Task to complete ->
Extract the complete data exactly as given.

Extracted data ->
BEGIN

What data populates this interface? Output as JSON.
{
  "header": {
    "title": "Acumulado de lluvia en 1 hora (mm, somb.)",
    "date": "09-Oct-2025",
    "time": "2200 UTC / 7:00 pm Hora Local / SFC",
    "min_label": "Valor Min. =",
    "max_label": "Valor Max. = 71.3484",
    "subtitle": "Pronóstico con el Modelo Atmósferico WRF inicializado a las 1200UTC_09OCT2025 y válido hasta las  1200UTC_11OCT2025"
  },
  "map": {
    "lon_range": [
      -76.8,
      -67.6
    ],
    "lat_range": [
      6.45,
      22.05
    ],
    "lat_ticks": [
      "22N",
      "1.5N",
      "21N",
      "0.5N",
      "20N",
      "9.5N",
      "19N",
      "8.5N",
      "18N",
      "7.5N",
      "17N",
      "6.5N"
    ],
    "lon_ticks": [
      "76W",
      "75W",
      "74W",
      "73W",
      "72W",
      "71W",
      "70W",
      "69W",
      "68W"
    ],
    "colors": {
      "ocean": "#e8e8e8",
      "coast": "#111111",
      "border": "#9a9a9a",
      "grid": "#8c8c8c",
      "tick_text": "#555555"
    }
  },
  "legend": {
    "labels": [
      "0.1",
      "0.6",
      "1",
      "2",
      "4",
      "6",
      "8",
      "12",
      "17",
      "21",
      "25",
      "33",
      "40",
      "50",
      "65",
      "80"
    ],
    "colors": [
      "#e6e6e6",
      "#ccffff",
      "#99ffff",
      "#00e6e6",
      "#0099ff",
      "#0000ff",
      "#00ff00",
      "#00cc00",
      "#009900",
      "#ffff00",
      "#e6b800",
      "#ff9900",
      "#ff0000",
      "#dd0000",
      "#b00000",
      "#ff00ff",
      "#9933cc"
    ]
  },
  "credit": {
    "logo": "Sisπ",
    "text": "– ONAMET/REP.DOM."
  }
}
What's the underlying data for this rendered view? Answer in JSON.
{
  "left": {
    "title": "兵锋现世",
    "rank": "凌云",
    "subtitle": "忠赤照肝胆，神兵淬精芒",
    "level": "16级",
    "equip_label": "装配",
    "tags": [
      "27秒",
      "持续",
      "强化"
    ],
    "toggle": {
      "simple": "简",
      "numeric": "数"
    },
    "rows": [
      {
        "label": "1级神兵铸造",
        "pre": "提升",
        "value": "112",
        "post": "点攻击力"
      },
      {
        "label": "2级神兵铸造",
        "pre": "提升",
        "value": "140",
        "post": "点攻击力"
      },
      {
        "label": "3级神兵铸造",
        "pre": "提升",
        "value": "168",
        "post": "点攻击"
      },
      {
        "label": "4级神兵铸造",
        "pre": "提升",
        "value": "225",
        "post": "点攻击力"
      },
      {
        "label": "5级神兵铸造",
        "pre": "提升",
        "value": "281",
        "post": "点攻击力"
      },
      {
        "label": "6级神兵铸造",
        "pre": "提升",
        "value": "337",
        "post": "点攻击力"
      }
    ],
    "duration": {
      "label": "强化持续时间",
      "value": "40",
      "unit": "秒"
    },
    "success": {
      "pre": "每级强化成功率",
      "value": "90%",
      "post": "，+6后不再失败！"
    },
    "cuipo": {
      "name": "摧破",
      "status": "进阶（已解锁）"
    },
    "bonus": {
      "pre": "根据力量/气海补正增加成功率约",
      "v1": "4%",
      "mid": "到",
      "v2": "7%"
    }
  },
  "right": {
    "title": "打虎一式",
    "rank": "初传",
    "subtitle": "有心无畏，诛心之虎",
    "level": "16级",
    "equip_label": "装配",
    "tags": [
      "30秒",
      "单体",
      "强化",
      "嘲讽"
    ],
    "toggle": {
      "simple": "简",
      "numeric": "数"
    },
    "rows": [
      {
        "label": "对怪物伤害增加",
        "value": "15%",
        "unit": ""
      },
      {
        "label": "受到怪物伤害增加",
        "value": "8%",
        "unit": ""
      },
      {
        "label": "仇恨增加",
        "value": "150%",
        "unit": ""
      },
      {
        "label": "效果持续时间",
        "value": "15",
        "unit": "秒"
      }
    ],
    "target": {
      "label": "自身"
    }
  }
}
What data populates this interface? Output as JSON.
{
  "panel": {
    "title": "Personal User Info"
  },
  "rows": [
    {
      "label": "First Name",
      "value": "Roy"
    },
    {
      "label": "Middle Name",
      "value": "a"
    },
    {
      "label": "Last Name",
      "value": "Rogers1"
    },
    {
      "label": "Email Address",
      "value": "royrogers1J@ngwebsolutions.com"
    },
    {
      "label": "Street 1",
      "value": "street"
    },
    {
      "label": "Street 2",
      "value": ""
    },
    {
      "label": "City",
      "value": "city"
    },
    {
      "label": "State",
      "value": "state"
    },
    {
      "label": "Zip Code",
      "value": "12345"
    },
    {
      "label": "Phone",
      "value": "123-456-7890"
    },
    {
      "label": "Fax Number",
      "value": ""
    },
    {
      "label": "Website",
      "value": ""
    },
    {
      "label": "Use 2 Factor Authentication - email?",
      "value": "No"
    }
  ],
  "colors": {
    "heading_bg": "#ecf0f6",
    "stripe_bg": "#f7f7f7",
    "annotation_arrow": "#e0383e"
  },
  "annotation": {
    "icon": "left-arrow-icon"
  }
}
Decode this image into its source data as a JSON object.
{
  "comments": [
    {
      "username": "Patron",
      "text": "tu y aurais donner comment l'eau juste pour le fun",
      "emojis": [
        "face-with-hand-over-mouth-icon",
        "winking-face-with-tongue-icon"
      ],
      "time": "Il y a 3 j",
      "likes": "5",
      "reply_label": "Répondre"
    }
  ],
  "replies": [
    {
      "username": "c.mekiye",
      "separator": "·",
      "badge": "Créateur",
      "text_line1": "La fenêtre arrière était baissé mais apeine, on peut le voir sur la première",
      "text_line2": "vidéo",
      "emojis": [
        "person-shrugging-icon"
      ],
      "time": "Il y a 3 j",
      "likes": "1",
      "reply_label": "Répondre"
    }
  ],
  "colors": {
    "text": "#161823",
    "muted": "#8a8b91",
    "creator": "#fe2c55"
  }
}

END

Finished exercise ->
What data populates this interface? Output as JSON.
{
  "header": {
    "title": "Acumulado de lluvia en 1 hora (mm, somb.)",
    "date": "09-Oct-2025",
    "time": "2200 UTC / 7:00 pm Hora Local / SFC",
    "min_label": "Valor Min. =",
    "max_label": "Valor Max. = 71.3484",
    "subtitle": "Pronóstico con el Modelo Atmósferico WRF inicializado a las 1200UTC_09OCT2025 y válido hasta las  1200UTC_11OCT2025"
  },
  "map": {
    "lon_range": [
      -76.8,
      -67.6
    ],
    "lat_range": [
      6.45,
      22.05
    ],
    "lat_ticks": [
      "22N",
      "1.5N",
      "21N",
      "0.5N",
      "20N",
      "9.5N",
      "19N",
      "8.5N",
      "18N",
      "7.5N",
      "17N",
      "6.5N"
    ],
    "lon_ticks": [
      "76W",
      "75W",
      "74W",
      "73W",
      "72W",
      "71W",
      "70W",
      "69W",
      "68W"
    ],
    "colors": {
      "ocean": "#e8e8e8",
      "coast": "#111111",
      "border": "#9a9a9a",
      "grid": "#8c8c8c",
      "tick_text": "#555555"
    }
  },
  "legend": {
    "labels": [
      "0.1",
      "0.6",
      "1",
      "2",
      "4",
      "6",
      "8",
      "12",
      "17",
      "21",
      "25",
      "33",
      "40",
      "50",
      "65",
      "80"
    ],
    "colors": [
      "#e6e6e6",
      "#ccffff",
      "#99ffff",
      "#00e6e6",
      "#0099ff",
      "#0000ff",
      "#00ff00",
      "#00cc00",
      "#009900",
      "#ffff00",
      "#e6b800",
      "#ff9900",
      "#ff0000",
      "#dd0000",
      "#b00000",
      "#ff00ff",
      "#9933cc"
    ]
  },
  "credit": {
    "logo": "Sisπ",
    "text": "– ONAMET/REP.DOM."
  }
}
What's the underlying data for this rendered view? Answer in JSON.
{
  "left": {
    "title": "兵锋现世",
    "rank": "凌云",
    "subtitle": "忠赤照肝胆，神兵淬精芒",
    "level": "16级",
    "equip_label": "装配",
    "tags": [
      "27秒",
      "持续",
      "强化"
    ],
    "toggle": {
      "simple": "简",
      "numeric": "数"
    },
    "rows": [
      {
        "label": "1级神兵铸造",
        "pre": "提升",
        "value": "112",
        "post": "点攻击力"
      },
      {
        "label": "2级神兵铸造",
        "pre": "提升",
        "value": "140",
        "post": "点攻击力"
      },
      {
        "label": "3级神兵铸造",
        "pre": "提升",
        "value": "168",
        "post": "点攻击"
      },
      {
        "label": "4级神兵铸造",
        "pre": "提升",
        "value": "225",
        "post": "点攻击力"
      },
      {
        "label": "5级神兵铸造",
        "pre": "提升",
        "value": "281",
        "post": "点攻击力"
      },
      {
        "label": "6级神兵铸造",
        "pre": "提升",
        "value": "337",
        "post": "点攻击力"
      }
    ],
    "duration": {
      "label": "强化持续时间",
      "value": "40",
      "unit": "秒"
    },
    "success": {
      "pre": "每级强化成功率",
      "value": "90%",
      "post": "，+6后不再失败！"
    },
    "cuipo": {
      "name": "摧破",
      "status": "进阶（已解锁）"
    },
    "bonus": {
      "pre": "根据力量/气海补正增加成功率约",
      "v1": "4%",
      "mid": "到",
      "v2": "7%"
    }
  },
  "right": {
    "title": "打虎一式",
    "rank": "初传",
    "subtitle": "有心无畏，诛心之虎",
    "level": "16级",
    "equip_label": "装配",
    "tags": [
      "30秒",
      "单体",
      "强化",
      "嘲讽"
    ],
    "toggle": {
      "simple": "简",
      "numeric": "数"
    },
    "rows": [
      {
        "label": "对怪物伤害增加",
        "value": "15%",
        "unit": ""
      },
      {
        "label": "受到怪物伤害增加",
        "value": "8%",
        "unit": ""
      },
      {
        "label": "仇恨增加",
        "value": "150%",
        "unit": ""
      },
      {
        "label": "效果持续时间",
        "value": "15",
        "unit": "秒"
      }
    ],
    "target": {
      "label": "自身"
    }
  }
}
What data populates this interface? Output as JSON.
{
  "panel": {
    "title": "Personal User Info"
  },
  "rows": [
    {
      "label": "First Name",
      "value": "Roy"
    },
    {
      "label": "Middle Name",
      "value": "a"
    },
    {
      "label": "Last Name",
      "value": "Rogers1"
    },
    {
      "label": "Email Address",
      "value": "royrogers1J@ngwebsolutions.com"
    },
    {
      "label": "Street 1",
      "value": "street"
    },
    {
      "label": "Street 2",
      "value": ""
    },
    {
      "label": "City",
      "value": "city"
    },
    {
      "label": "State",
      "value": "state"
    },
    {
      "label": "Zip Code",
      "value": "12345"
    },
    {
      "label": "Phone",
      "value": "123-456-7890"
    },
    {
      "label": "Fax Number",
      "value": ""
    },
    {
      "label": "Website",
      "value": ""
    },
    {
      "label": "Use 2 Factor Authentication - email?",
      "value": "No"
    }
  ],
  "colors": {
    "heading_bg": "#ecf0f6",
    "stripe_bg": "#f7f7f7",
    "annotation_arrow": "#e0383e"
  },
  "annotation": {
    "icon": "left-arrow-icon"
  }
}
Decode this image into its source data as a JSON object.
{
  "comments": [
    {
      "username": "Patron",
      "text": "tu y aurais donner comment l'eau juste pour le fun",
      "emojis": [
        "face-with-hand-over-mouth-icon",
        "winking-face-with-tongue-icon"
      ],
      "time": "Il y a 3 j",
      "likes": "5",
      "reply_label": "Répondre"
    }
  ],
  "replies": [
    {
      "username": "c.mekiye",
      "separator": "·",
      "badge": "Créateur",
      "text_line1": "La fenêtre arrière était baissé mais apeine, on peut le voir sur la première",
      "text_line2": "vidéo",
      "emojis": [
        "person-shrugging-icon"
      ],
      "time": "Il y a 3 j",
      "likes": "1",
      "reply_label": "Répondre"
    }
  ],
  "colors": {
    "text": "#161823",
    "muted": "#8a8b91",
    "creator": "#fe2c55"
  }
}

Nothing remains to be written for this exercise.